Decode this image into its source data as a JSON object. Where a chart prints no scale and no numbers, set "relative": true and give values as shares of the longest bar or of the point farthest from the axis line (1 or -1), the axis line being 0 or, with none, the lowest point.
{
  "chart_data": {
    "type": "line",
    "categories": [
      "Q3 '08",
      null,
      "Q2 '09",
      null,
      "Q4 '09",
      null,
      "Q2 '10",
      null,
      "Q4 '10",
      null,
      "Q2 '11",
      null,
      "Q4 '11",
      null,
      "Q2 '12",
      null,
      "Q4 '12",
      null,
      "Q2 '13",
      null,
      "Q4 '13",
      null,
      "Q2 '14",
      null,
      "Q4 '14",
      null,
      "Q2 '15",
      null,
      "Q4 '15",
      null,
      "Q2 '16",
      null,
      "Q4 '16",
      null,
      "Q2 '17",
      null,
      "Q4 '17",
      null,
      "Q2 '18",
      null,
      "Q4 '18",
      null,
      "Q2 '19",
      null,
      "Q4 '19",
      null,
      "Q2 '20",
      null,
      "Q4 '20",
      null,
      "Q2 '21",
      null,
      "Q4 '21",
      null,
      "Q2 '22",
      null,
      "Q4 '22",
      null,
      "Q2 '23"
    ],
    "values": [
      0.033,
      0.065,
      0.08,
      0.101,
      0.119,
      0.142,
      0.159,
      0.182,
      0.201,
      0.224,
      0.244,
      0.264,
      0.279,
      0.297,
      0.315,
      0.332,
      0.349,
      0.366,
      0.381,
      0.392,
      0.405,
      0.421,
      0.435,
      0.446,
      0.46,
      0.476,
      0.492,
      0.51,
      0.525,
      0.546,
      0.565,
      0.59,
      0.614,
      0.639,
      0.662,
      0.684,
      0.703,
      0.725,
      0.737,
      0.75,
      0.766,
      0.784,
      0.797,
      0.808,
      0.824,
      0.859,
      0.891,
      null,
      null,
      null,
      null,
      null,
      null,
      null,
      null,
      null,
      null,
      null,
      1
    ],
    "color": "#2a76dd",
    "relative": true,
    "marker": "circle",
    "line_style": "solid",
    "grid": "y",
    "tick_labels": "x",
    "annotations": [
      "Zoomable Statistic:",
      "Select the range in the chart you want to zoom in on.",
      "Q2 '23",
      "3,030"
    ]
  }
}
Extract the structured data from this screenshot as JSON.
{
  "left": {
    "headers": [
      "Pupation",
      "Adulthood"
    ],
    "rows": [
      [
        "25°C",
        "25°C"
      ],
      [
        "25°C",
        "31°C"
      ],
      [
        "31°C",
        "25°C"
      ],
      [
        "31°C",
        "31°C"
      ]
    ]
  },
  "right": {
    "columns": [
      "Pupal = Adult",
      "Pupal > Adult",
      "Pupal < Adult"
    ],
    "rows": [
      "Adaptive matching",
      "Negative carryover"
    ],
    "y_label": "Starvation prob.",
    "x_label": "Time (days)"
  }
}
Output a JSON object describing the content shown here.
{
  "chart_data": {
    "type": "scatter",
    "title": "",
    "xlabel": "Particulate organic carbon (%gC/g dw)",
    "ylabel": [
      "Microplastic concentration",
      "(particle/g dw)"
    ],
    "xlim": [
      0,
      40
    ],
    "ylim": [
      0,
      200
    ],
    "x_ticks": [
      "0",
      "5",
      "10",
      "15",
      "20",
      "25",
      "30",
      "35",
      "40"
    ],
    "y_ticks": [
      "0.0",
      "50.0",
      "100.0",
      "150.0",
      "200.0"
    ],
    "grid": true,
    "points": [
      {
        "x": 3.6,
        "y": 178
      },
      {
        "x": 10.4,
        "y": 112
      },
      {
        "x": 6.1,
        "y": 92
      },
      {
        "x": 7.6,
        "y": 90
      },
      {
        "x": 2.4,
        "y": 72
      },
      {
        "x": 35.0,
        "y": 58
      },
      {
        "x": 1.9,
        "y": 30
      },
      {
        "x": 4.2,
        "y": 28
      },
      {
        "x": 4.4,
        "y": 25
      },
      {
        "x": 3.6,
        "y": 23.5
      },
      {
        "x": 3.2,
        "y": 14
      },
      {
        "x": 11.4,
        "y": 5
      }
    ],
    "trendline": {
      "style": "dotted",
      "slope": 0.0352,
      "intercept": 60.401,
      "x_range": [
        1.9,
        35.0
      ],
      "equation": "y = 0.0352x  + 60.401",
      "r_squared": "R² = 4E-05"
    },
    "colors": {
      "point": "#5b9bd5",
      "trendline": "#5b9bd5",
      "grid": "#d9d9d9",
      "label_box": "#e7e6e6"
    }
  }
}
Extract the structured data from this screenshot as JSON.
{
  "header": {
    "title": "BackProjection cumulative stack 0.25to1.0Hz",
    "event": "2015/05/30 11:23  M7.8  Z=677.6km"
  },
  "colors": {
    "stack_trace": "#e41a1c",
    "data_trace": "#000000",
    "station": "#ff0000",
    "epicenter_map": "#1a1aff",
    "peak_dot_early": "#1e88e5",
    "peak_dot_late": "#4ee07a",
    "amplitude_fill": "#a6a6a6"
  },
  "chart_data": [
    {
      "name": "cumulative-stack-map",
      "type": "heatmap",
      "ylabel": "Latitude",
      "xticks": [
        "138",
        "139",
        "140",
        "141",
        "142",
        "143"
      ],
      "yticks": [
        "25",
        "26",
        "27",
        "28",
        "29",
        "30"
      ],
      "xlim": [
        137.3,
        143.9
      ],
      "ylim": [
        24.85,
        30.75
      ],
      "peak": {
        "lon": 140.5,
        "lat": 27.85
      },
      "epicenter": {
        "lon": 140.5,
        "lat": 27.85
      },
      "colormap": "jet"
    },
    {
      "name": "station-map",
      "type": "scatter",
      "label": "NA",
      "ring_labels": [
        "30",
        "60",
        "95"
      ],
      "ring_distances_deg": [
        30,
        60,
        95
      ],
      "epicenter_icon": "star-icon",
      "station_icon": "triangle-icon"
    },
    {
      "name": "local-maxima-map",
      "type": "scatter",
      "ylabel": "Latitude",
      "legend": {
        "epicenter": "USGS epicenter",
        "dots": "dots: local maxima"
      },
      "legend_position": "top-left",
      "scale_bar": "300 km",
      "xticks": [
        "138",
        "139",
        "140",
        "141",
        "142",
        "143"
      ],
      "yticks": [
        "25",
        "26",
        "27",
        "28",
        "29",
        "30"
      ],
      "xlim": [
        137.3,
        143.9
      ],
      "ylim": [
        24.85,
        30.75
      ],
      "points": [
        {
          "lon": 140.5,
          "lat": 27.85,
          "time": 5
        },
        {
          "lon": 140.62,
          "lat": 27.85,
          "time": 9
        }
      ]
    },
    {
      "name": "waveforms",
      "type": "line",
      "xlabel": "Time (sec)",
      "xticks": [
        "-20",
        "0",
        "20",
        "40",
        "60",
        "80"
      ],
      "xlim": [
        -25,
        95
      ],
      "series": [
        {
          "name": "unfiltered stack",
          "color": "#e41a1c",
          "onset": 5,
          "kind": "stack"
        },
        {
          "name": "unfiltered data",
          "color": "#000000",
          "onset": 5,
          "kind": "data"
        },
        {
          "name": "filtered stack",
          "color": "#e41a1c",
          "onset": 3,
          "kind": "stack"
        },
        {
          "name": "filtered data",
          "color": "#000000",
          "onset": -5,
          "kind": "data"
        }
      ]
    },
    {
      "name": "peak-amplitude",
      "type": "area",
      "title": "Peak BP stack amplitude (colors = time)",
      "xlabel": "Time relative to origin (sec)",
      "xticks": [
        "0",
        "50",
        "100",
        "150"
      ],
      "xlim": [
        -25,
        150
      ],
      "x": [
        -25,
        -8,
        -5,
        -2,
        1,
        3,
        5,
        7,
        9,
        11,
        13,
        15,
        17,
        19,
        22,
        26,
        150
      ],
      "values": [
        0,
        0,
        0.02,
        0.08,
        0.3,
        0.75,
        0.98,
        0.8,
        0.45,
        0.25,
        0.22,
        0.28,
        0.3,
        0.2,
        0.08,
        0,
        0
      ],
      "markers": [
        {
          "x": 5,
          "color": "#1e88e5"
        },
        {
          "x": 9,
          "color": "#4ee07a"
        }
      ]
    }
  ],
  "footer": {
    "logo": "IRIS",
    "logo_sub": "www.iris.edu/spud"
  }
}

----------

### EXERCISE PROMPT:
Return every line from the records above that holds the word "xlabel".

### RESULT FOR THIS TASK:
    "xlabel": "Particulate organic carbon (%gC/g dw)",
      "xlabel": "Time (sec)",
      "xlabel": "Time relative to origin (sec)",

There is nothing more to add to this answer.